== EXERCISE PROMPT ==
Pictures in the records should not be copied, but every other part must be repeated exactly.

+--

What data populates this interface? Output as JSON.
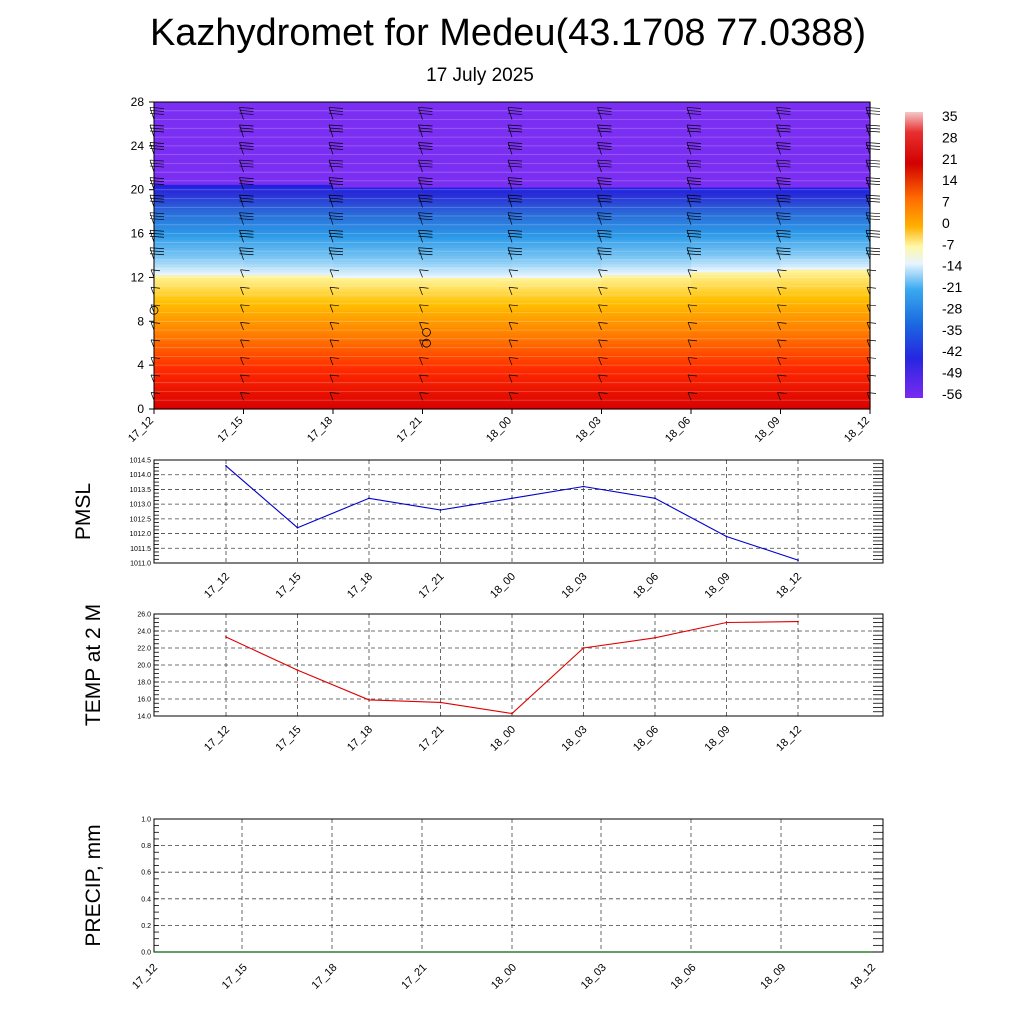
{
  "header": {
    "title": "Kazhydromet for Medeu(43.1708 77.0388)",
    "subtitle": "17 July 2025"
  },
  "chart_data": [
    {
      "type": "heatmap",
      "ylim": [
        0,
        28
      ],
      "yticks": [
        "0",
        "4",
        "8",
        "12",
        "16",
        "20",
        "24",
        "28"
      ],
      "xticks": [
        "17_12",
        "17_15",
        "17_18",
        "17_21",
        "18_00",
        "18_03",
        "18_06",
        "18_09",
        "18_12"
      ],
      "colorbar": {
        "labels": [
          "35",
          "28",
          "21",
          "14",
          "7",
          "0",
          "-7",
          "-14",
          "-21",
          "-28",
          "-35",
          "-42",
          "-49",
          "-56"
        ]
      },
      "freezing_level": [
        12.3,
        12.2,
        12.1,
        12.0,
        12.0,
        12.1,
        12.4,
        12.7,
        12.8
      ],
      "tropopause_level": [
        20.5,
        20.6,
        20.4,
        20.3,
        20.3,
        20.4,
        20.3,
        20.2,
        20.2
      ]
    },
    {
      "type": "line",
      "ylabel": "PMSL",
      "ylim": [
        1011.0,
        1014.5
      ],
      "yticks": [
        "1011.0",
        "1011.5",
        "1012.0",
        "1012.5",
        "1013.0",
        "1013.5",
        "1014.0",
        "1014.5"
      ],
      "categories": [
        "17_12",
        "17_15",
        "17_18",
        "17_21",
        "18_00",
        "18_03",
        "18_06",
        "18_09",
        "18_12"
      ],
      "values": [
        1014.3,
        1012.2,
        1013.2,
        1012.8,
        1013.2,
        1013.6,
        1013.2,
        1011.9,
        1011.1
      ],
      "color": "#0000cc"
    },
    {
      "type": "line",
      "ylabel": "TEMP at 2 M",
      "ylim": [
        14.0,
        26.0
      ],
      "yticks": [
        "14.0",
        "16.0",
        "18.0",
        "20.0",
        "22.0",
        "24.0",
        "26.0"
      ],
      "categories": [
        "17_12",
        "17_15",
        "17_18",
        "17_21",
        "18_00",
        "18_03",
        "18_06",
        "18_09",
        "18_12"
      ],
      "values": [
        23.3,
        19.4,
        15.9,
        15.6,
        14.3,
        22.0,
        23.2,
        25.0,
        25.1
      ],
      "color": "#dd0000"
    },
    {
      "type": "line",
      "ylabel": "PRECIP, mm",
      "ylim": [
        0.0,
        1.0
      ],
      "yticks": [
        "0.0",
        "0.2",
        "0.4",
        "0.6",
        "0.8",
        "1.0"
      ],
      "categories": [
        "17_12",
        "17_15",
        "17_18",
        "17_21",
        "18_00",
        "18_03",
        "18_06",
        "18_09",
        "18_12"
      ],
      "values": [
        0,
        0,
        0,
        0,
        0,
        0,
        0,
        0,
        0
      ],
      "color": "#006600"
    }
  ]
}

+--

== ANSWER TO THE PROBLEM ==
What data populates this interface? Output as JSON.
{
  "header": {
    "title": "Kazhydromet for Medeu(43.1708 77.0388)",
    "subtitle": "17 July 2025"
  },
  "chart_data": [
    {
      "type": "heatmap",
      "ylim": [
        0,
        28
      ],
      "yticks": [
        "0",
        "4",
        "8",
        "12",
        "16",
        "20",
        "24",
        "28"
      ],
      "xticks": [
        "17_12",
        "17_15",
        "17_18",
        "17_21",
        "18_00",
        "18_03",
        "18_06",
        "18_09",
        "18_12"
      ],
      "colorbar": {
        "labels": [
          "35",
          "28",
          "21",
          "14",
          "7",
          "0",
          "-7",
          "-14",
          "-21",
          "-28",
          "-35",
          "-42",
          "-49",
          "-56"
        ]
      },
      "freezing_level": [
        12.3,
        12.2,
        12.1,
        12.0,
        12.0,
        12.1,
        12.4,
        12.7,
        12.8
      ],
      "tropopause_level": [
        20.5,
        20.6,
        20.4,
        20.3,
        20.3,
        20.4,
        20.3,
        20.2,
        20.2
      ]
    },
    {
      "type": "line",
      "ylabel": "PMSL",
      "ylim": [
        1011.0,
        1014.5
      ],
      "yticks": [
        "1011.0",
        "1011.5",
        "1012.0",
        "1012.5",
        "1013.0",
        "1013.5",
        "1014.0",
        "1014.5"
      ],
      "categories": [
        "17_12",
        "17_15",
        "17_18",
        "17_21",
        "18_00",
        "18_03",
        "18_06",
        "18_09",
        "18_12"
      ],
      "values": [
        1014.3,
        1012.2,
        1013.2,
        1012.8,
        1013.2,
        1013.6,
        1013.2,
        1011.9,
        1011.1
      ],
      "color": "#0000cc"
    },
    {
      "type": "line",
      "ylabel": "TEMP at 2 M",
      "ylim": [
        14.0,
        26.0
      ],
      "yticks": [
        "14.0",
        "16.0",
        "18.0",
        "20.0",
        "22.0",
        "24.0",
        "26.0"
      ],
      "categories": [
        "17_12",
        "17_15",
        "17_18",
        "17_21",
        "18_00",
        "18_03",
        "18_06",
        "18_09",
        "18_12"
      ],
      "values": [
        23.3,
        19.4,
        15.9,
        15.6,
        14.3,
        22.0,
        23.2,
        25.0,
        25.1
      ],
      "color": "#dd0000"
    },
    {
      "type": "line",
      "ylabel": "PRECIP, mm",
      "ylim": [
        0.0,
        1.0
      ],
      "yticks": [
        "0.0",
        "0.2",
        "0.4",
        "0.6",
        "0.8",
        "1.0"
      ],
      "categories": [
        "17_12",
        "17_15",
        "17_18",
        "17_21",
        "18_00",
        "18_03",
        "18_06",
        "18_09",
        "18_12"
      ],
      "values": [
        0,
        0,
        0,
        0,
        0,
        0,
        0,
        0,
        0
      ],
      "color": "#006600"
    }
  ]
}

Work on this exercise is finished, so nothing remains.